++++ Task inputs ++++
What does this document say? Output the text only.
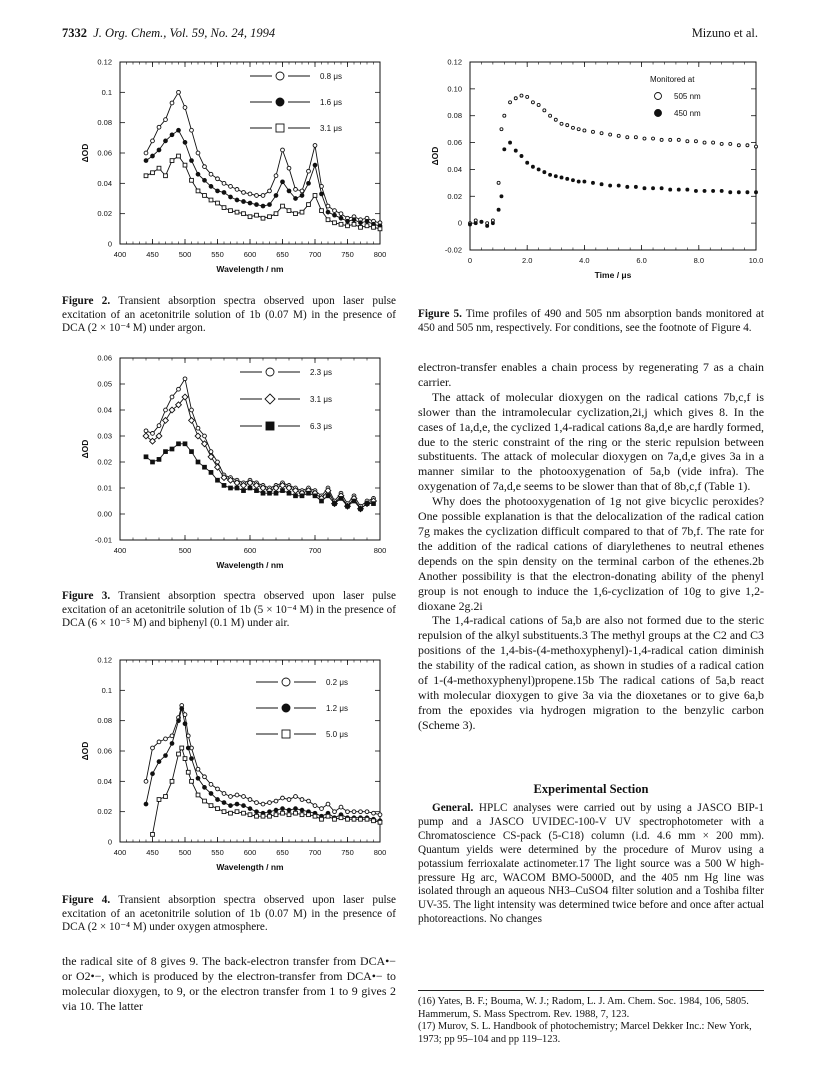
7332 J. Org. Chem., Vol. 59, No. 24, 1994	Mizuno et al.
400	450	500	550	600	650	700	750	800
0
0.02
0.04
0.06
0.08
0.1
0.12
Wavelength / nm
ΔOD
0.8 μs
1.6 μs
3.1 μs
400	500	600	700	800
-0.01
0.00
0.01
0.02
0.03
0.04
0.05
0.06
Wavelength / nm
ΔOD
2.3 μs
3.1 μs
6.3 μs
400	450	500	550	600	650	700	750	800
0
0.02
0.04
0.06
0.08
0.1
0.12
Wavelength / nm
ΔOD
0.2 μs
1.2 μs
5.0 μs
0	2.0	4.0	6.0	8.0	10.0
-0.02
0
0.02
0.04
0.06
0.08
0.10
0.12
Time / μs
ΔOD
Monitored at
505 nm
450 nm
Figure 2. Transient absorption spectra observed upon laser pulse excitation of an acetonitrile solution of 1b (0.07 M) in the presence of DCA (2 × 10⁻⁴ M) under argon.
Figure 3. Transient absorption spectra observed upon laser pulse excitation of an acetonitrile solution of 1b (5 × 10⁻⁴ M) in the presence of DCA (6 × 10⁻⁵ M) and biphenyl (0.1 M) under air.
Figure 4. Transient absorption spectra observed upon laser pulse excitation of an acetonitrile solution of 1b (0.07 M) in the presence of DCA (2 × 10⁻⁴ M) under oxygen atmosphere.
Figure 5. Time profiles of 490 and 505 nm absorption bands monitored at 450 and 505 nm, respectively. For conditions, see the footnote of Figure 4.

the radical site of 8 gives 9. The back-electron transfer from DCA•− or O2•−, which is produced by the electron-transfer from DCA•− to molecular dioxygen, to 9, or the electron transfer from 1 to 9 gives 2 via 10. The latter

electron-transfer enables a chain process by regenerating 7 as a chain carrier.

The attack of molecular dioxygen on the radical cations 7b,c,f is slower than the intramolecular cyclization,2i,j which gives 8. In the cases of 1a,d,e, the cyclized 1,4-radical cations 8a,d,e are hardly formed, due to the steric constraint of the ring or the steric repulsion between substituents. The attack of molecular dioxygen on 7a,d,e gives 3a in a manner similar to the photooxygenation of 5a,b (vide infra). The oxygenation of 7a,d,e seems to be slower than that of 8b,c,f (Table 1).

Why does the photooxygenation of 1g not give bicyclic peroxides? One possible explanation is that the delocalization of the radical cation 7g makes the cyclization difficult compared to that of 7b,f. The rate for the addition of the radical cations of diarylethenes to neutral ethenes depends on the spin density on the terminal carbon of the ethenes.2b Another possibility is that the electron-donating ability of the phenyl group is not enough to induce the 1,6-cyclization of 10g to give 1,2-dioxane 2g.2i

The 1,4-radical cations of 5a,b are also not formed due to the steric repulsion of the alkyl substituents.3 The methyl groups at the C2 and C3 positions of the 1,4-bis-(4-methoxyphenyl)-1,4-radical cation diminish the stability of the radical cation, as shown in studies of a radical cation of 1-(4-methoxyphenyl)propene.15b The radical cations of 5a,b react with molecular dioxygen to give 3a via the dioxetanes or to give 6a,b from the epoxides via hydrogen migration to the benzylic carbon (Scheme 3).

Experimental Section

General. HPLC analyses were carried out by using a JASCO BIP-1 pump and a JASCO UVIDEC-100-V UV spectrophotometer with a Chromatoscience CS-pack (5-C18) column (i.d. 4.6 mm × 200 mm). Quantum yields were determined by the procedure of Murov using a potassium ferrioxalate actinometer.17 The light source was a 500 W high-pressure Hg arc, WACOM BMO-5000D, and the 405 nm Hg line was isolated through an aqueous NH3–CuSO4 filter solution and a Toshiba filter UV-35. The light intensity was determined twice before and once after actual photoreactions. No changes

(16) Yates, B. F.; Bouma, W. J.; Radom, L. J. Am. Chem. Soc. 1984, 106, 5805. Hammerum, S. Mass Spectrom. Rev. 1988, 7, 123.
(17) Murov, S. L. Handbook of photochemistry; Marcel Dekker Inc.: New York, 1973; pp 95–104 and pp 119–123.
++++
Without including the pictures, return each record above exactly as it stands.

What does this document say? Output the text only.
7332 J. Org. Chem., Vol. 59, No. 24, 1994	Mizuno et al.
400	450	500	550	600	650	700	750	800
0
0.02
0.04
0.06
0.08
0.1
0.12
Wavelength / nm
ΔOD
0.8 μs
1.6 μs
3.1 μs
400	500	600	700	800
-0.01
0.00
0.01
0.02
0.03
0.04
0.05
0.06
Wavelength / nm
ΔOD
2.3 μs
3.1 μs
6.3 μs
400	450	500	550	600	650	700	750	800
0
0.02
0.04
0.06
0.08
0.1
0.12
Wavelength / nm
ΔOD
0.2 μs
1.2 μs
5.0 μs
0	2.0	4.0	6.0	8.0	10.0
-0.02
0
0.02
0.04
0.06
0.08
0.10
0.12
Time / μs
ΔOD
Monitored at
505 nm
450 nm
Figure 2. Transient absorption spectra observed upon laser pulse excitation of an acetonitrile solution of 1b (0.07 M) in the presence of DCA (2 × 10⁻⁴ M) under argon.
Figure 3. Transient absorption spectra observed upon laser pulse excitation of an acetonitrile solution of 1b (5 × 10⁻⁴ M) in the presence of DCA (6 × 10⁻⁵ M) and biphenyl (0.1 M) under air.
Figure 4. Transient absorption spectra observed upon laser pulse excitation of an acetonitrile solution of 1b (0.07 M) in the presence of DCA (2 × 10⁻⁴ M) under oxygen atmosphere.
Figure 5. Time profiles of 490 and 505 nm absorption bands monitored at 450 and 505 nm, respectively. For conditions, see the footnote of Figure 4.

the radical site of 8 gives 9. The back-electron transfer from DCA•− or O2•−, which is produced by the electron-transfer from DCA•− to molecular dioxygen, to 9, or the electron transfer from 1 to 9 gives 2 via 10. The latter

electron-transfer enables a chain process by regenerating 7 as a chain carrier.

The attack of molecular dioxygen on the radical cations 7b,c,f is slower than the intramolecular cyclization,2i,j which gives 8. In the cases of 1a,d,e, the cyclized 1,4-radical cations 8a,d,e are hardly formed, due to the steric constraint of the ring or the steric repulsion between substituents. The attack of molecular dioxygen on 7a,d,e gives 3a in a manner similar to the photooxygenation of 5a,b (vide infra). The oxygenation of 7a,d,e seems to be slower than that of 8b,c,f (Table 1).

Why does the photooxygenation of 1g not give bicyclic peroxides? One possible explanation is that the delocalization of the radical cation 7g makes the cyclization difficult compared to that of 7b,f. The rate for the addition of the radical cations of diarylethenes to neutral ethenes depends on the spin density on the terminal carbon of the ethenes.2b Another possibility is that the electron-donating ability of the phenyl group is not enough to induce the 1,6-cyclization of 10g to give 1,2-dioxane 2g.2i

The 1,4-radical cations of 5a,b are also not formed due to the steric repulsion of the alkyl substituents.3 The methyl groups at the C2 and C3 positions of the 1,4-bis-(4-methoxyphenyl)-1,4-radical cation diminish the stability of the radical cation, as shown in studies of a radical cation of 1-(4-methoxyphenyl)propene.15b The radical cations of 5a,b react with molecular dioxygen to give 3a via the dioxetanes or to give 6a,b from the epoxides via hydrogen migration to the benzylic carbon (Scheme 3).

Experimental Section

General. HPLC analyses were carried out by using a JASCO BIP-1 pump and a JASCO UVIDEC-100-V UV spectrophotometer with a Chromatoscience CS-pack (5-C18) column (i.d. 4.6 mm × 200 mm). Quantum yields were determined by the procedure of Murov using a potassium ferrioxalate actinometer.17 The light source was a 500 W high-pressure Hg arc, WACOM BMO-5000D, and the 405 nm Hg line was isolated through an aqueous NH3–CuSO4 filter solution and a Toshiba filter UV-35. The light intensity was determined twice before and once after actual photoreactions. No changes

(16) Yates, B. F.; Bouma, W. J.; Radom, L. J. Am. Chem. Soc. 1984, 106, 5805. Hammerum, S. Mass Spectrom. Rev. 1988, 7, 123.
(17) Murov, S. L. Handbook of photochemistry; Marcel Dekker Inc.: New York, 1973; pp 95–104 and pp 119–123.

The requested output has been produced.